**Written request**: Extract the full set of records, then give each one again exactly.

(Stored data entries)
==*==

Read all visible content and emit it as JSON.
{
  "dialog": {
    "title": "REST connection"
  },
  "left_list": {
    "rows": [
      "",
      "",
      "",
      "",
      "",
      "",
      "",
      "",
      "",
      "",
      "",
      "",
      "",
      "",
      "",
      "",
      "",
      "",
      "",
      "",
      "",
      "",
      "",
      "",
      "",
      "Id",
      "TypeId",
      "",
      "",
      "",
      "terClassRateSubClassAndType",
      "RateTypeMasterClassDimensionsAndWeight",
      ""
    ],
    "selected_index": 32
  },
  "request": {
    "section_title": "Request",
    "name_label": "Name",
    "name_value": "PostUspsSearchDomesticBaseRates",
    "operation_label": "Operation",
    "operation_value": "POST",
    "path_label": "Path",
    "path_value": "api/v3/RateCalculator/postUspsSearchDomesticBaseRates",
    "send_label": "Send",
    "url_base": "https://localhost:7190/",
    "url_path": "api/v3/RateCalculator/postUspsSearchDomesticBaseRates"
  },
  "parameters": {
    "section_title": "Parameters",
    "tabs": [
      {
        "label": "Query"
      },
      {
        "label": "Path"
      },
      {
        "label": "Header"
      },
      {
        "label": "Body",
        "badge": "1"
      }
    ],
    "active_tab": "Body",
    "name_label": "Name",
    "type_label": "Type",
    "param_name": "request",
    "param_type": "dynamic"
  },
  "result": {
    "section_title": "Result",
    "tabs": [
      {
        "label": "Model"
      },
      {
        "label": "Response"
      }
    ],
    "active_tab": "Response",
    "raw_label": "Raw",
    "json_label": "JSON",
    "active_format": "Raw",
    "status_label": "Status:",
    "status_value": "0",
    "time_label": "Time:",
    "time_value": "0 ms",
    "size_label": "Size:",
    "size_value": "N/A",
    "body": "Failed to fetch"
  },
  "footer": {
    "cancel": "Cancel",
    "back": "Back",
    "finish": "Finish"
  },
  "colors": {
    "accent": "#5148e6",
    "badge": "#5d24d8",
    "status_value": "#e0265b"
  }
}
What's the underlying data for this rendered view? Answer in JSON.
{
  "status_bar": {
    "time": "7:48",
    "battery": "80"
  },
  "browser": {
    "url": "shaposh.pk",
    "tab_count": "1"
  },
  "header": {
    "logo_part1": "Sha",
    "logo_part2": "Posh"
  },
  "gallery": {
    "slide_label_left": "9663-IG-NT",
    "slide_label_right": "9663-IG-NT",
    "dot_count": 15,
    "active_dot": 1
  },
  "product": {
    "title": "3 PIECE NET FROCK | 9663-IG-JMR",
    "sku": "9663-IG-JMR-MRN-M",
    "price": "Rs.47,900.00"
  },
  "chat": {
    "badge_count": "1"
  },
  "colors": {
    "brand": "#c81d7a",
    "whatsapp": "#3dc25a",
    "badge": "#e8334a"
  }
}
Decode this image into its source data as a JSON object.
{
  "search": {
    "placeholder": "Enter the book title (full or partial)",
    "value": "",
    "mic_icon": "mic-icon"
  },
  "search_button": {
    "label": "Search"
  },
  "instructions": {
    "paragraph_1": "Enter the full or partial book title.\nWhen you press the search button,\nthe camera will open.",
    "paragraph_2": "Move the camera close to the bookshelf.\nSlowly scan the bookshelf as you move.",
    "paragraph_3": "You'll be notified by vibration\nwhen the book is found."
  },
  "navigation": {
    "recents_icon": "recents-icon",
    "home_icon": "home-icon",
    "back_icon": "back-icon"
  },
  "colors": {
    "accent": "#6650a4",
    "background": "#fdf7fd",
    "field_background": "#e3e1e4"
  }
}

==*==

**Result of the exercise**:
Read all visible content and emit it as JSON.
{
  "dialog": {
    "title": "REST connection"
  },
  "left_list": {
    "rows": [
      "",
      "",
      "",
      "",
      "",
      "",
      "",
      "",
      "",
      "",
      "",
      "",
      "",
      "",
      "",
      "",
      "",
      "",
      "",
      "",
      "",
      "",
      "",
      "",
      "",
      "Id",
      "TypeId",
      "",
      "",
      "",
      "terClassRateSubClassAndType",
      "RateTypeMasterClassDimensionsAndWeight",
      ""
    ],
    "selected_index": 32
  },
  "request": {
    "section_title": "Request",
    "name_label": "Name",
    "name_value": "PostUspsSearchDomesticBaseRates",
    "operation_label": "Operation",
    "operation_value": "POST",
    "path_label": "Path",
    "path_value": "api/v3/RateCalculator/postUspsSearchDomesticBaseRates",
    "send_label": "Send",
    "url_base": "https://localhost:7190/",
    "url_path": "api/v3/RateCalculator/postUspsSearchDomesticBaseRates"
  },
  "parameters": {
    "section_title": "Parameters",
    "tabs": [
      {
        "label": "Query"
      },
      {
        "label": "Path"
      },
      {
        "label": "Header"
      },
      {
        "label": "Body",
        "badge": "1"
      }
    ],
    "active_tab": "Body",
    "name_label": "Name",
    "type_label": "Type",
    "param_name": "request",
    "param_type": "dynamic"
  },
  "result": {
    "section_title": "Result",
    "tabs": [
      {
        "label": "Model"
      },
      {
        "label": "Response"
      }
    ],
    "active_tab": "Response",
    "raw_label": "Raw",
    "json_label": "JSON",
    "active_format": "Raw",
    "status_label": "Status:",
    "status_value": "0",
    "time_label": "Time:",
    "time_value": "0 ms",
    "size_label": "Size:",
    "size_value": "N/A",
    "body": "Failed to fetch"
  },
  "footer": {
    "cancel": "Cancel",
    "back": "Back",
    "finish": "Finish"
  },
  "colors": {
    "accent": "#5148e6",
    "badge": "#5d24d8",
    "status_value": "#e0265b"
  }
}
What's the underlying data for this rendered view? Answer in JSON.
{
  "status_bar": {
    "time": "7:48",
    "battery": "80"
  },
  "browser": {
    "url": "shaposh.pk",
    "tab_count": "1"
  },
  "header": {
    "logo_part1": "Sha",
    "logo_part2": "Posh"
  },
  "gallery": {
    "slide_label_left": "9663-IG-NT",
    "slide_label_right": "9663-IG-NT",
    "dot_count": 15,
    "active_dot": 1
  },
  "product": {
    "title": "3 PIECE NET FROCK | 9663-IG-JMR",
    "sku": "9663-IG-JMR-MRN-M",
    "price": "Rs.47,900.00"
  },
  "chat": {
    "badge_count": "1"
  },
  "colors": {
    "brand": "#c81d7a",
    "whatsapp": "#3dc25a",
    "badge": "#e8334a"
  }
}
Decode this image into its source data as a JSON object.
{
  "search": {
    "placeholder": "Enter the book title (full or partial)",
    "value": "",
    "mic_icon": "mic-icon"
  },
  "search_button": {
    "label": "Search"
  },
  "instructions": {
    "paragraph_1": "Enter the full or partial book title.\nWhen you press the search button,\nthe camera will open.",
    "paragraph_2": "Move the camera close to the bookshelf.\nSlowly scan the bookshelf as you move.",
    "paragraph_3": "You'll be notified by vibration\nwhen the book is found."
  },
  "navigation": {
    "recents_icon": "recents-icon",
    "home_icon": "home-icon",
    "back_icon": "back-icon"
  },
  "colors": {
    "accent": "#6650a4",
    "background": "#fdf7fd",
    "field_background": "#e3e1e4"
  }
}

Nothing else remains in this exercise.